AIM OF THE EXERCISE: In the entries below, count the lines holding "vascular". Reply with the number only.
** Opening MATERIALS PROVIDED block **
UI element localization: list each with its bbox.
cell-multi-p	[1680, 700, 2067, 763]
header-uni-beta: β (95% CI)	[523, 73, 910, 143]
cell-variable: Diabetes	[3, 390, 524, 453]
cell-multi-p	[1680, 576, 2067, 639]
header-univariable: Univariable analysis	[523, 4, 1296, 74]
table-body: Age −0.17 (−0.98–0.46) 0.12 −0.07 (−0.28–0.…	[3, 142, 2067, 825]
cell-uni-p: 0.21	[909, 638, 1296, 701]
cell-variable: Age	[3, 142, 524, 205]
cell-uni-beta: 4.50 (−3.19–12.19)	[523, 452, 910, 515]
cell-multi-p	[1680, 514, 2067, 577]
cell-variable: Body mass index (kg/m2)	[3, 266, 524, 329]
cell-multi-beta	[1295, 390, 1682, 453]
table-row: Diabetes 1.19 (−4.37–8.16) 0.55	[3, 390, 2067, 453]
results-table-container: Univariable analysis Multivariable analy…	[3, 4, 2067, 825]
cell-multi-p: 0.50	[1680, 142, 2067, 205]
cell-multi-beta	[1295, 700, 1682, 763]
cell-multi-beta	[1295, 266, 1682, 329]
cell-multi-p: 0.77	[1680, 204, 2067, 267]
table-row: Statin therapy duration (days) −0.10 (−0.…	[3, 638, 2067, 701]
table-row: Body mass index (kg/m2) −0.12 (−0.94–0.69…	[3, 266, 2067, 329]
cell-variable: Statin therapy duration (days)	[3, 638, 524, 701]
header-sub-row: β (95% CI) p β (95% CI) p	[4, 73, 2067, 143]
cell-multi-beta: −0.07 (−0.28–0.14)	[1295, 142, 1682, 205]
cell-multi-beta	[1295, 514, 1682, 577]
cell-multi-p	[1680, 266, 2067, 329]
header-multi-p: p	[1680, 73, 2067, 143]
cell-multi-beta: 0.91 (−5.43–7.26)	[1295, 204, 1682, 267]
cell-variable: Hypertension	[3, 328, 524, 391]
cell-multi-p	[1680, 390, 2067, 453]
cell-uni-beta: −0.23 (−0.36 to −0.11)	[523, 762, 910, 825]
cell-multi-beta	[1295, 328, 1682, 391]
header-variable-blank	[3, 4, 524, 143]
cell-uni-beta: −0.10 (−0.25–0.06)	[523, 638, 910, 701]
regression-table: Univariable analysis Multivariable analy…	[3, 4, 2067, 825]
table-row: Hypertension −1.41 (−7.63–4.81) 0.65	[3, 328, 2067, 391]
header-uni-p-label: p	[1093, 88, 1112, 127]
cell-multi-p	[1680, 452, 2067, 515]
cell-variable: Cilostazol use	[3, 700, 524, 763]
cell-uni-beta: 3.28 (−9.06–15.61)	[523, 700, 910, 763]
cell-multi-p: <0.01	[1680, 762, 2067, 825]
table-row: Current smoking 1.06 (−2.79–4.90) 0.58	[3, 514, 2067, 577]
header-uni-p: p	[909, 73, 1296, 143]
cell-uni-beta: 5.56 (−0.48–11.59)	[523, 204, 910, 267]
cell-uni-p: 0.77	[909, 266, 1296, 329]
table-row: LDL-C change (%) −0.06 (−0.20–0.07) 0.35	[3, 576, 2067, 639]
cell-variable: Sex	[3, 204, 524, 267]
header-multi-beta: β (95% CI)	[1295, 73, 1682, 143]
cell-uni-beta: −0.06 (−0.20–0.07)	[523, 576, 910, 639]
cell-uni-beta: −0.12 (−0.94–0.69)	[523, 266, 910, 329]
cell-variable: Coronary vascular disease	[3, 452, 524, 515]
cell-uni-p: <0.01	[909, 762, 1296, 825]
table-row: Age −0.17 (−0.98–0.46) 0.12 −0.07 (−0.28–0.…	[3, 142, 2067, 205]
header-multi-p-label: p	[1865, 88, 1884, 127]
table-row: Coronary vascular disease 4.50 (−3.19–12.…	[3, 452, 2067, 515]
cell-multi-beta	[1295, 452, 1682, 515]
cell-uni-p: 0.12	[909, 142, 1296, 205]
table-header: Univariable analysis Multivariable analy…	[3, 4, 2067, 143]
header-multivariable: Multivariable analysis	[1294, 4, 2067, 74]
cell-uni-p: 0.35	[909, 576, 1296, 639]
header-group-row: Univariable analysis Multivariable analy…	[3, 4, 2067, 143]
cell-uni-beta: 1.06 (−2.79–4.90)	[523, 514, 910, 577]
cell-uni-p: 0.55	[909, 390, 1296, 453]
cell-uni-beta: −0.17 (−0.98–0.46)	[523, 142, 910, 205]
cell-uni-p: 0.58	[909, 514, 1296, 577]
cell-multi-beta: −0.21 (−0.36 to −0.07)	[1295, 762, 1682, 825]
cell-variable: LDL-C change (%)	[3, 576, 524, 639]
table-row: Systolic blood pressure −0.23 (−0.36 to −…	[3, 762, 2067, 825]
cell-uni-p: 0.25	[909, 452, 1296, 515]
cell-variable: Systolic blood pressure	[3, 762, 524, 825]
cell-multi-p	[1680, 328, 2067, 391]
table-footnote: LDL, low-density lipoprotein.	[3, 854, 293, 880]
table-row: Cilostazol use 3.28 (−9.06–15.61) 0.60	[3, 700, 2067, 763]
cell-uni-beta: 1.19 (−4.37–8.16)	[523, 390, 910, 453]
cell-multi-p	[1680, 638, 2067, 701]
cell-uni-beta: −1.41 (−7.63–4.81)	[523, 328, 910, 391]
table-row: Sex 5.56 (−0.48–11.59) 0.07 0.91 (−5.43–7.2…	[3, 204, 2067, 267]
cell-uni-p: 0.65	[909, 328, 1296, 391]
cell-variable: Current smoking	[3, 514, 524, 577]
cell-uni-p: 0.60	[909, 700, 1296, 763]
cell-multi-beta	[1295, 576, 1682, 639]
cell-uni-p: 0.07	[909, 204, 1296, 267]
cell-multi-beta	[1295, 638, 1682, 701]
** Closing MATERIALS PROVIDED block **
EXERCISE OUTPUT: 2